**WHAT NEEDS TO BE DONE:** Copy out each line exactly; pictures stay out of the copy.

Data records
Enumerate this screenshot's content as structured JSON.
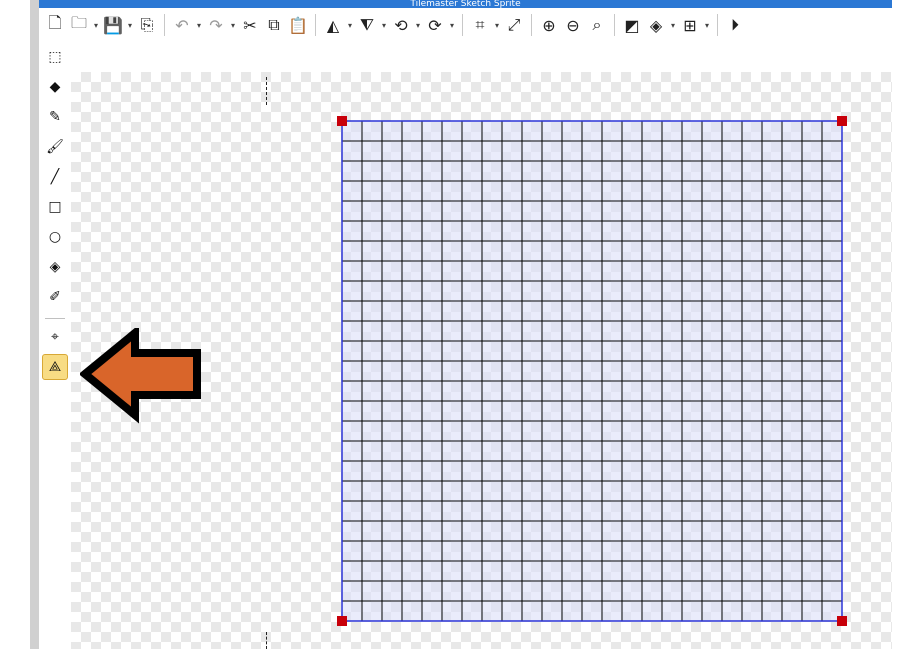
{
  "window": {
    "title": "Tilemaster Sketch Sprite"
  },
  "toolbar": {
    "groups": [
      [
        {
          "name": "new-file-icon",
          "glyph": "🗋"
        },
        {
          "name": "open-folder-icon",
          "glyph": "🗀",
          "dropdown": true
        },
        {
          "name": "save-icon",
          "glyph": "💾",
          "dropdown": true
        },
        {
          "name": "export-icon",
          "glyph": "⎘"
        }
      ],
      [
        {
          "name": "undo-icon",
          "glyph": "↶",
          "dropdown": true,
          "dim": true
        },
        {
          "name": "redo-icon",
          "glyph": "↷",
          "dropdown": true,
          "dim": true
        },
        {
          "name": "cut-icon",
          "glyph": "✂"
        },
        {
          "name": "copy-icon",
          "glyph": "⧉"
        },
        {
          "name": "paste-icon",
          "glyph": "📋"
        }
      ],
      [
        {
          "name": "flip-horizontal-icon",
          "glyph": "◭",
          "dropdown": true
        },
        {
          "name": "flip-vertical-icon",
          "glyph": "⧨",
          "dropdown": true
        },
        {
          "name": "rotate-left-icon",
          "glyph": "⟲",
          "dropdown": true
        },
        {
          "name": "rotate-right-icon",
          "glyph": "⟳",
          "dropdown": true
        }
      ],
      [
        {
          "name": "crop-icon",
          "glyph": "⌗",
          "dropdown": true
        },
        {
          "name": "resize-icon",
          "glyph": "⤢"
        }
      ],
      [
        {
          "name": "zoom-in-icon",
          "glyph": "⊕"
        },
        {
          "name": "zoom-out-icon",
          "glyph": "⊖"
        },
        {
          "name": "zoom-actual-icon",
          "glyph": "⌕"
        }
      ],
      [
        {
          "name": "color-swap-icon",
          "glyph": "◩"
        },
        {
          "name": "layers-icon",
          "glyph": "◈",
          "dropdown": true
        },
        {
          "name": "grid-icon",
          "glyph": "⊞",
          "dropdown": true
        }
      ],
      [
        {
          "name": "play-icon",
          "glyph": "⏵"
        }
      ]
    ]
  },
  "selection_tool": {
    "name": "rectangle-select-icon",
    "glyph": "⬚"
  },
  "toolbox": {
    "tools": [
      {
        "name": "eraser-icon",
        "glyph": "◆"
      },
      {
        "name": "pencil-icon",
        "glyph": "✎"
      },
      {
        "name": "brush-icon",
        "glyph": "🖌"
      },
      {
        "name": "line-icon",
        "glyph": "╱"
      },
      {
        "name": "rectangle-icon",
        "glyph": "□"
      },
      {
        "name": "ellipse-icon",
        "glyph": "○"
      },
      {
        "name": "fill-bucket-icon",
        "glyph": "◈"
      },
      {
        "name": "eyedropper-icon",
        "glyph": "✐"
      },
      {
        "sep": true
      },
      {
        "name": "point-tool-icon",
        "glyph": "⌖"
      },
      {
        "name": "polygon-node-icon",
        "glyph": "⟁",
        "active": true
      }
    ]
  },
  "grid": {
    "rows": 25,
    "cols": 25,
    "line_color": "#000000",
    "fill_color": "#dce0f8",
    "border_color": "#2a33d6",
    "handle_color": "#c8000a"
  },
  "annotation": {
    "arrow_fill": "#d9652a",
    "arrow_stroke": "#000000"
  }
}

**WRITTEN RESPONSE:**
Enumerate this screenshot's content as structured JSON.
{
  "window": {
    "title": "Tilemaster Sketch Sprite"
  },
  "toolbar": {
    "groups": [
      [
        {
          "name": "new-file-icon",
          "glyph": "🗋"
        },
        {
          "name": "open-folder-icon",
          "glyph": "🗀",
          "dropdown": true
        },
        {
          "name": "save-icon",
          "glyph": "💾",
          "dropdown": true
        },
        {
          "name": "export-icon",
          "glyph": "⎘"
        }
      ],
      [
        {
          "name": "undo-icon",
          "glyph": "↶",
          "dropdown": true,
          "dim": true
        },
        {
          "name": "redo-icon",
          "glyph": "↷",
          "dropdown": true,
          "dim": true
        },
        {
          "name": "cut-icon",
          "glyph": "✂"
        },
        {
          "name": "copy-icon",
          "glyph": "⧉"
        },
        {
          "name": "paste-icon",
          "glyph": "📋"
        }
      ],
      [
        {
          "name": "flip-horizontal-icon",
          "glyph": "◭",
          "dropdown": true
        },
        {
          "name": "flip-vertical-icon",
          "glyph": "⧨",
          "dropdown": true
        },
        {
          "name": "rotate-left-icon",
          "glyph": "⟲",
          "dropdown": true
        },
        {
          "name": "rotate-right-icon",
          "glyph": "⟳",
          "dropdown": true
        }
      ],
      [
        {
          "name": "crop-icon",
          "glyph": "⌗",
          "dropdown": true
        },
        {
          "name": "resize-icon",
          "glyph": "⤢"
        }
      ],
      [
        {
          "name": "zoom-in-icon",
          "glyph": "⊕"
        },
        {
          "name": "zoom-out-icon",
          "glyph": "⊖"
        },
        {
          "name": "zoom-actual-icon",
          "glyph": "⌕"
        }
      ],
      [
        {
          "name": "color-swap-icon",
          "glyph": "◩"
        },
        {
          "name": "layers-icon",
          "glyph": "◈",
          "dropdown": true
        },
        {
          "name": "grid-icon",
          "glyph": "⊞",
          "dropdown": true
        }
      ],
      [
        {
          "name": "play-icon",
          "glyph": "⏵"
        }
      ]
    ]
  },
  "selection_tool": {
    "name": "rectangle-select-icon",
    "glyph": "⬚"
  },
  "toolbox": {
    "tools": [
      {
        "name": "eraser-icon",
        "glyph": "◆"
      },
      {
        "name": "pencil-icon",
        "glyph": "✎"
      },
      {
        "name": "brush-icon",
        "glyph": "🖌"
      },
      {
        "name": "line-icon",
        "glyph": "╱"
      },
      {
        "name": "rectangle-icon",
        "glyph": "□"
      },
      {
        "name": "ellipse-icon",
        "glyph": "○"
      },
      {
        "name": "fill-bucket-icon",
        "glyph": "◈"
      },
      {
        "name": "eyedropper-icon",
        "glyph": "✐"
      },
      {
        "sep": true
      },
      {
        "name": "point-tool-icon",
        "glyph": "⌖"
      },
      {
        "name": "polygon-node-icon",
        "glyph": "⟁",
        "active": true
      }
    ]
  },
  "grid": {
    "rows": 25,
    "cols": 25,
    "line_color": "#000000",
    "fill_color": "#dce0f8",
    "border_color": "#2a33d6",
    "handle_color": "#c8000a"
  },
  "annotation": {
    "arrow_fill": "#d9652a",
    "arrow_stroke": "#000000"
  }
}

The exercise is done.